■ **AIM 1**
List every CPU number passed to numactl in the example command in the scheduler patch thread below.
■ **AIM 2**
According to the scheduler patch thread below, how is the stream benchmark parallelized?
===== DOCUMENT EXTRACT
Re: [PATCH v4] sched/fair: Consider cpu affinity when allowing NUMA imbalance in find_idlest_group

public inbox for linux-kernel@vger.kernel.org
 help / color / mirror / Atom feed

From: Mel Gorman <mgorman@techsingularity.net>
To: K Prateek Nayak <kprateek.nayak@amd.com>
Cc: peterz@infradead.org, aubrey.li@linux.intel.com, efault@gmx.de,
	gautham.shenoy@amd.com, linux-kernel@vger.kernel.org,
	mingo@kernel.org, song.bao.hua@hisilicon.com,
	srikar@linux.vnet.ibm.com, valentin.schneider@arm.com,
	vincent.guittot@linaro.org
Subject: Re: [PATCH v4] sched/fair: Consider cpu affinity when allowing NUMA imbalance in find_idlest_group
Date: Thu, 17 Feb 2022 13:15:12 +0000	[thread overview]
Message-ID: <20220217131512.GW3366@techsingularity.net> (raw)
In-Reply-To: <a57dbac2-1b8e-ea5c-8b6c-3a97ac186ad9@amd.com>

On Thu, Feb 17, 2022 at 04:53:51PM +0530, K Prateek Nayak wrote:
> Hello Mel,
> 
> 
> Thank you for looking into the patch.
> 
> On 2/17/2022 3:35 PM, Mel Gorman wrote:
> > Thanks Prateek,
> >
> > On Thu, Feb 17, 2022 at 11:24:08AM +0530, K Prateek Nayak wrote:
> >> [..snip..]
> >>
> >> Eg: numactl -C 0,16,32,48,64,80,96,112 ./stream8
> >>
> > In this case the stream threads can use any CPU of the subset, presumably
> > this is parallelised with OpenMP without specifying spread or bind
> > directives.
> Yes it is parallelized using OpenMP without specifying any directive.
> > [..snip..]
> > One concern I have is that we incur a cpumask setup and cpumask_weight
> > cost on every clone whether a restricted CPU mask is used or not.  Peter,
> > is it acceptable to avoid the cpumask check if there is no restrictions
> > on allowed cpus like this?
> >
> > 	imb = sd->imb_numa_nr;
> > 	if (p->nr_cpus_allowed != num_online_cpus())
> > 		struct cpumask *cpus = this_cpu_cpumask_var_ptr(select_idle_mask);
> >
> > 		cpumask_and(cpus, sched_group_span(local), p->cpus_ptr);
> > 		imb = min(cpumask_weight(cpus), imb);
> > 	}
> Can we optimize this further as:
> 
> 	imb = sd->imb_numa_nr;
> 	if (unlikely(p->nr_cpus_allowed != num_online_cpus()))
==========
===== SUPPLIED INFORMATION
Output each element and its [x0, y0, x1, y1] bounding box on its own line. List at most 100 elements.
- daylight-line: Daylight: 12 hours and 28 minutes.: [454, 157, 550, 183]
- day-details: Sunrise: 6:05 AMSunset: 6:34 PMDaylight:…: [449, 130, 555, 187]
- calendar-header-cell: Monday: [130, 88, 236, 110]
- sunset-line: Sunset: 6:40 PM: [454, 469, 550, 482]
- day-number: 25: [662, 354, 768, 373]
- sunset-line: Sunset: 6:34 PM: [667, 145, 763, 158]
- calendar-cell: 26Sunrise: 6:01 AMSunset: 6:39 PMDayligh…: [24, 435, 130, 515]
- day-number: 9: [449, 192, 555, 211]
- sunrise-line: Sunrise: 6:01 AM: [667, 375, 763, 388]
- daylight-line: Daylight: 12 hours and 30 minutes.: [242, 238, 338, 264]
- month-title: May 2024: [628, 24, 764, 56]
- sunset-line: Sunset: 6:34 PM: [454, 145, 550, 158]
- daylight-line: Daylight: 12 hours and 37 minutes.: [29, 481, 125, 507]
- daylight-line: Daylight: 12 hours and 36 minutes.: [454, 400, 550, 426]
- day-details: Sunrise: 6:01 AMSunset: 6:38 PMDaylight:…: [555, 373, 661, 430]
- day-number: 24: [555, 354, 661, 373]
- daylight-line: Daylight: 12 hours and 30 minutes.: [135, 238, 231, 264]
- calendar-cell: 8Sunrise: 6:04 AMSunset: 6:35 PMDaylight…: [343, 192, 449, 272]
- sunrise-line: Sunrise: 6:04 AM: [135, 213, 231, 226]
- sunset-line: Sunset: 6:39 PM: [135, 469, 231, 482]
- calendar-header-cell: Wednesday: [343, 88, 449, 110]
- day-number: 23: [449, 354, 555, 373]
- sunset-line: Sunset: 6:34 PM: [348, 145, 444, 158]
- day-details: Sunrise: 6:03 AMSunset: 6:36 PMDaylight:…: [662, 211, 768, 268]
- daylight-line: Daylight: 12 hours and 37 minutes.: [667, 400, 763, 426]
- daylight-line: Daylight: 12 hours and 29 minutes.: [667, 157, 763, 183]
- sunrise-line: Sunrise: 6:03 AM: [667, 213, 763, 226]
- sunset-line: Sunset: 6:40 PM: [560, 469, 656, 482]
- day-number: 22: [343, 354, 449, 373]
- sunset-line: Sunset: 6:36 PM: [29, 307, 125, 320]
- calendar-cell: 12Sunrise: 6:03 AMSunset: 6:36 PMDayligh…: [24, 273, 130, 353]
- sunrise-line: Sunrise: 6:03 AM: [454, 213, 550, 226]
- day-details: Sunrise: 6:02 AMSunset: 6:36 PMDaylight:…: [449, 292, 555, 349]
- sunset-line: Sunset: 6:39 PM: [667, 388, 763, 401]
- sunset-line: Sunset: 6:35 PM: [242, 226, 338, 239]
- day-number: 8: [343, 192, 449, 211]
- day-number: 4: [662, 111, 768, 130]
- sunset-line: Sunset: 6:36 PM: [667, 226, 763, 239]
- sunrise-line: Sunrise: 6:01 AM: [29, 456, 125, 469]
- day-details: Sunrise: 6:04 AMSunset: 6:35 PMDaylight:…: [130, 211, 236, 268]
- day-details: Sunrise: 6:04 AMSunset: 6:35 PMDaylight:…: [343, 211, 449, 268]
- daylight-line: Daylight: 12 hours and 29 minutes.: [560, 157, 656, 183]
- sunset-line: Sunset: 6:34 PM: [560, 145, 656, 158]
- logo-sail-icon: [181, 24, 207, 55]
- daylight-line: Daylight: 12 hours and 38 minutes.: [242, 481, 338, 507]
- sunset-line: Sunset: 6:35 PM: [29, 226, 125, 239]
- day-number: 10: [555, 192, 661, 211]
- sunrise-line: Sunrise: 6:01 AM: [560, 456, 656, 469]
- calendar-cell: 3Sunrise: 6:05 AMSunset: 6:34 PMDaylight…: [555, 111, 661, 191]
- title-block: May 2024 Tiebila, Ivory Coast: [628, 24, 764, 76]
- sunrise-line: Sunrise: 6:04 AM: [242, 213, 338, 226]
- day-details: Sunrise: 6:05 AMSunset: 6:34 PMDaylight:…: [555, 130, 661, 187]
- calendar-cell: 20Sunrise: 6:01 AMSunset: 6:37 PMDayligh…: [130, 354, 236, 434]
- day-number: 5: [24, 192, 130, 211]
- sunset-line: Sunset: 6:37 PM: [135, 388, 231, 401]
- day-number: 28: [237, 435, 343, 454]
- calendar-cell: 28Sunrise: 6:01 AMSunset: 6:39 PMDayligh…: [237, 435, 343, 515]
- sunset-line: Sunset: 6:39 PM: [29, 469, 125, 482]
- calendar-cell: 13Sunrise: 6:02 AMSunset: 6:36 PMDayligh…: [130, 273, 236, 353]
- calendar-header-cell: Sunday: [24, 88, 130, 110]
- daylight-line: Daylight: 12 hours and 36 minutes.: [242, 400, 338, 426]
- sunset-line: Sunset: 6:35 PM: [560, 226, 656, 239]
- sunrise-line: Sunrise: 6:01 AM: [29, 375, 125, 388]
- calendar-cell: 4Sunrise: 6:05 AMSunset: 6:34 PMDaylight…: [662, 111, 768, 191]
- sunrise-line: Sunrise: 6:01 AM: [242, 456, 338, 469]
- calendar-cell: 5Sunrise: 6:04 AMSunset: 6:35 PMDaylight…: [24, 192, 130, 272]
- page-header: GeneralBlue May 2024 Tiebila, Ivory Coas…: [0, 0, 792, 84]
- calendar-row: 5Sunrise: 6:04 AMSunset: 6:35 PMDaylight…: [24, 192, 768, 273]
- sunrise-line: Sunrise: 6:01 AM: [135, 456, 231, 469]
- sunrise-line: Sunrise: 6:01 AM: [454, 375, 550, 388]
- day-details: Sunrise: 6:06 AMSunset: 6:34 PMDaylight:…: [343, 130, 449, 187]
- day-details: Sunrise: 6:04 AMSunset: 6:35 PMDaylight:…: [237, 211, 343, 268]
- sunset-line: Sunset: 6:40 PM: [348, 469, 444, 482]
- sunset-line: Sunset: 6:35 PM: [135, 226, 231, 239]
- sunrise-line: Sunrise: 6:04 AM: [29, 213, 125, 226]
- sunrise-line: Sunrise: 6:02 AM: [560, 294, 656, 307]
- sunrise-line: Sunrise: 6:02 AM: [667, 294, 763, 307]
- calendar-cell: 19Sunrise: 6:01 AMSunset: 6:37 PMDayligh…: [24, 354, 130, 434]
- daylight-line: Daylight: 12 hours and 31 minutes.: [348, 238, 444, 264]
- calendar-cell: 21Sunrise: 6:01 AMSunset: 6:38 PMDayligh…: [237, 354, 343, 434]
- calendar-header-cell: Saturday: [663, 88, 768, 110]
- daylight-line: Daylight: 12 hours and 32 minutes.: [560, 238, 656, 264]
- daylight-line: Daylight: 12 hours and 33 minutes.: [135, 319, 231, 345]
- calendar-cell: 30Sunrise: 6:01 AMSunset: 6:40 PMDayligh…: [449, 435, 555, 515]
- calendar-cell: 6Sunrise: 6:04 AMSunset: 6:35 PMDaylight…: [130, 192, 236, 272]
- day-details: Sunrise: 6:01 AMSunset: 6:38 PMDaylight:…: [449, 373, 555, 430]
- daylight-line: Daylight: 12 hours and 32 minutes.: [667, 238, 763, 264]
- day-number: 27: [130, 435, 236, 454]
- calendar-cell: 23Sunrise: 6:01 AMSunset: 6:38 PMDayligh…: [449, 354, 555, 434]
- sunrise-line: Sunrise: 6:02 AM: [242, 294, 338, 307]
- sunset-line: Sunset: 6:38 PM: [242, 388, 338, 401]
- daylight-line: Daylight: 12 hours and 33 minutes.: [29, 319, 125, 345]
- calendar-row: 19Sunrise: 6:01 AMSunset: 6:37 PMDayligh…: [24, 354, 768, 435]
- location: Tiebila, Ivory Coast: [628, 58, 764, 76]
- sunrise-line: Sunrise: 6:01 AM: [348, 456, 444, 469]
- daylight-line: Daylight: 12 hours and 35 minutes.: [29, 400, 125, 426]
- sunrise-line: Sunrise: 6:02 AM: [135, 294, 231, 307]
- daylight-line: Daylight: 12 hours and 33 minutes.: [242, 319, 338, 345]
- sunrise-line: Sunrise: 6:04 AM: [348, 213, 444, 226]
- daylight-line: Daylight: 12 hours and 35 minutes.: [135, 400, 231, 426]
==========
■ **RESULT 1**
0, 16, 32, 48, 64, 80, 96, 112

■ **RESULT 2**
With OpenMP, without specifying any directive.